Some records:
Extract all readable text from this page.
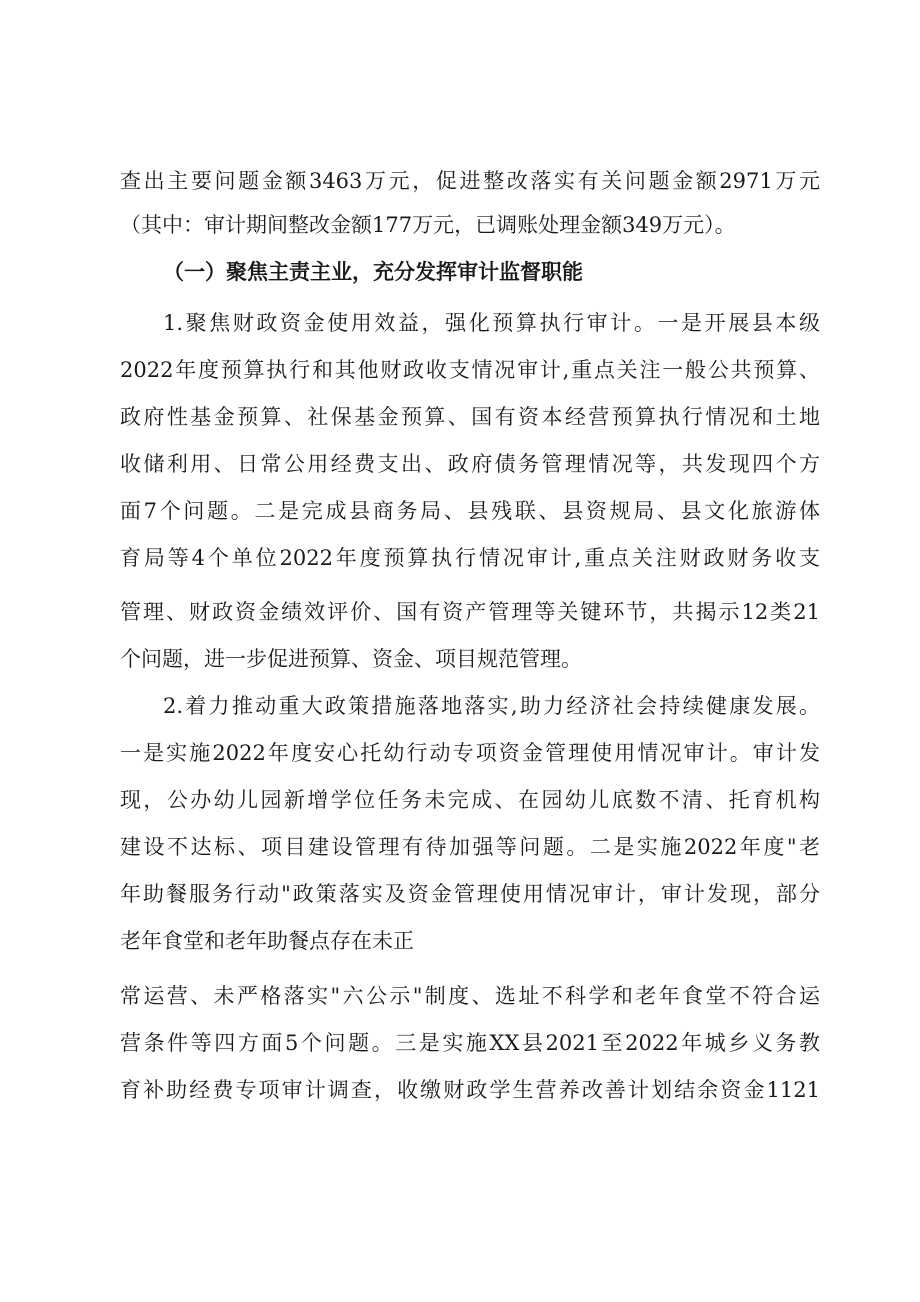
查出主要问题金额3463万元，促进整改落实有关问题金额2971万元
（其中：审计期间整改金额177万元，已调账处理金额349万元）。
（一）聚焦主责主业，充分发挥审计监督职能
1.聚焦财政资金使用效益，强化预算执行审计。一是开展县本级
2022年度预算执行和其他财政收支情况审计,重点关注一般公共预算、
政府性基金预算、社保基金预算、国有资本经营预算执行情况和土地
收储利用、日常公用经费支出、政府债务管理情况等，共发现四个方
面7个问题。二是完成县商务局、县残联、县资规局、县文化旅游体
育局等4个单位2022年度预算执行情况审计,重点关注财政财务收支
管理、财政资金绩效评价、国有资产管理等关键环节，共揭示12类21
个问题，进一步促进预算、资金、项目规范管理。
2.着力推动重大政策措施落地落实,助力经济社会持续健康发展。
一是实施2022年度安心托幼行动专项资金管理使用情况审计。审计发
现，公办幼儿园新增学位任务未完成、在园幼儿底数不清、托育机构
建设不达标、项目建设管理有待加强等问题。二是实施2022年度"老
年助餐服务行动"政策落实及资金管理使用情况审计，审计发现，部分
老年食堂和老年助餐点存在未正
常运营、未严格落实"六公示"制度、选址不科学和老年食堂不符合运
营条件等四方面5个问题。三是实施XX县2021至2022年城乡义务教
育补助经费专项审计调查，收缴财政学生营养改善计划结余资金1121
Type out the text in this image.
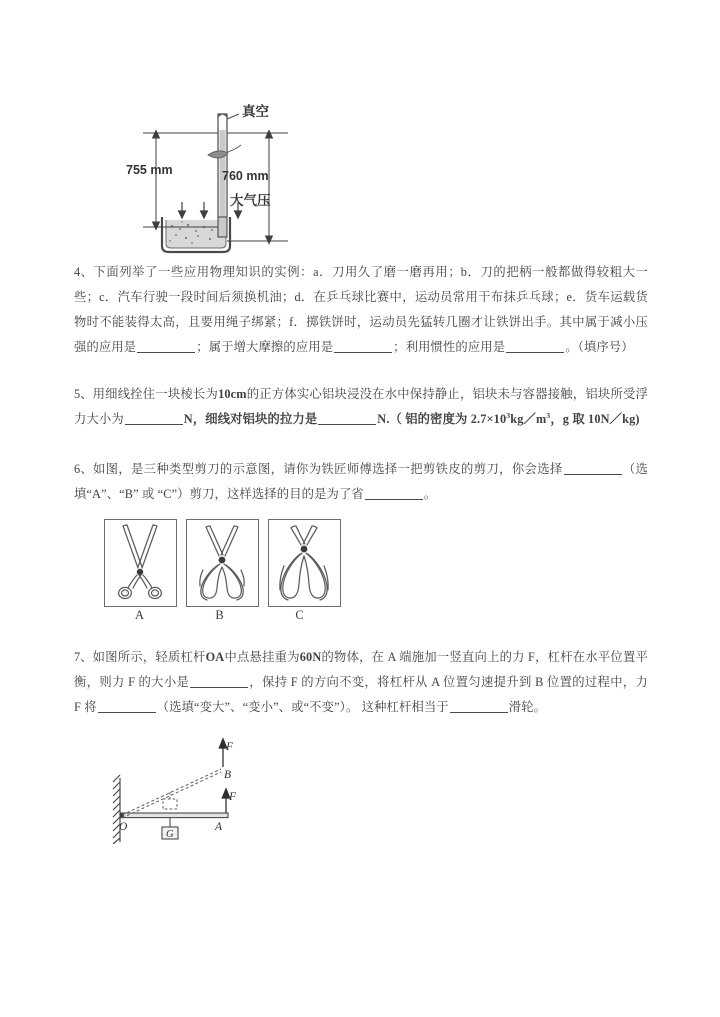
真空
755 mm	760 mm
大气压
4、下面列举了一些应用物理知识的实例：a．刀用久了磨一磨再用；b．刀的把柄一般都做得较粗大一些；c．汽车行驶一段时间后须换机油；d．在乒乓球比赛中，运动员常用干布抹乒乓球；e．货车运载货物时不能装得太高，且要用绳子绑紧；f．掷铁饼时，运动员先猛转几圈才让铁饼出手。其中属于减小压强的应用是	；属于增大摩擦的应用是	；利用惯性的应用是	。（填序号）
5、用细线拴住一块棱长为10cm的正方体实心铝块浸没在水中保持静止，铝块未与容器接触，铝块所受浮力大小为	N，细线对铝块的拉力是	N.（ 铝的密度为 $2.7\times 10^3kg/m^3$，g 取 10N／kg)
6、如图，是三种类型剪刀的示意图，请你为铁匠师傅选择一把剪铁皮的剪刀，你会选择	（选填“A”、“B” 或 “C”）剪刀，这样选择的目的是为了省	。
A	B	C
7、如图所示，轻质杠杆OA中点悬挂重为60N的物体，在 A 端施加一竖直向上的力 F，杠杆在水平位置平衡，则力 F 的大小是	，保持 F 的方向不变，将杠杆从 A 位置匀速提升到 B 位置的过程中，力 F 将	（选填“变大”、“变小”、或“不变”）。 这种杠杆相当于	滑轮。
F
B
F
G
O	A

Set problem =
Reproduce the material in full, word for word, and omit the pictures.

Solution for this task =
Extract all readable text from this page.
查出主要问题金额3463万元，促进整改落实有关问题金额2971万元
（其中：审计期间整改金额177万元，已调账处理金额349万元）。
（一）聚焦主责主业，充分发挥审计监督职能
1.聚焦财政资金使用效益，强化预算执行审计。一是开展县本级
2022年度预算执行和其他财政收支情况审计,重点关注一般公共预算、
政府性基金预算、社保基金预算、国有资本经营预算执行情况和土地
收储利用、日常公用经费支出、政府债务管理情况等，共发现四个方
面7个问题。二是完成县商务局、县残联、县资规局、县文化旅游体
育局等4个单位2022年度预算执行情况审计,重点关注财政财务收支
管理、财政资金绩效评价、国有资产管理等关键环节，共揭示12类21
个问题，进一步促进预算、资金、项目规范管理。
2.着力推动重大政策措施落地落实,助力经济社会持续健康发展。
一是实施2022年度安心托幼行动专项资金管理使用情况审计。审计发
现，公办幼儿园新增学位任务未完成、在园幼儿底数不清、托育机构
建设不达标、项目建设管理有待加强等问题。二是实施2022年度"老
年助餐服务行动"政策落实及资金管理使用情况审计，审计发现，部分
老年食堂和老年助餐点存在未正
常运营、未严格落实"六公示"制度、选址不科学和老年食堂不符合运
营条件等四方面5个问题。三是实施XX县2021至2022年城乡义务教
育补助经费专项审计调查，收缴财政学生营养改善计划结余资金1121
Type out the text in this image.
真空
755 mm	760 mm
大气压
4、下面列举了一些应用物理知识的实例：a．刀用久了磨一磨再用；b．刀的把柄一般都做得较粗大一些；c．汽车行驶一段时间后须换机油；d．在乒乓球比赛中，运动员常用干布抹乒乓球；e．货车运载货物时不能装得太高，且要用绳子绑紧；f．掷铁饼时，运动员先猛转几圈才让铁饼出手。其中属于减小压强的应用是	；属于增大摩擦的应用是	；利用惯性的应用是	。（填序号）
5、用细线拴住一块棱长为10cm的正方体实心铝块浸没在水中保持静止，铝块未与容器接触，铝块所受浮力大小为	N，细线对铝块的拉力是	N.（ 铝的密度为 $2.7\times 10^3kg/m^3$，g 取 10N／kg)
6、如图，是三种类型剪刀的示意图，请你为铁匠师傅选择一把剪铁皮的剪刀，你会选择	（选填“A”、“B” 或 “C”）剪刀，这样选择的目的是为了省	。
A	B	C
7、如图所示，轻质杠杆OA中点悬挂重为60N的物体，在 A 端施加一竖直向上的力 F，杠杆在水平位置平衡，则力 F 的大小是	，保持 F 的方向不变，将杠杆从 A 位置匀速提升到 B 位置的过程中，力 F 将	（选填“变大”、“变小”、或“不变”）。 这种杠杆相当于	滑轮。
F
B
F
G
O	A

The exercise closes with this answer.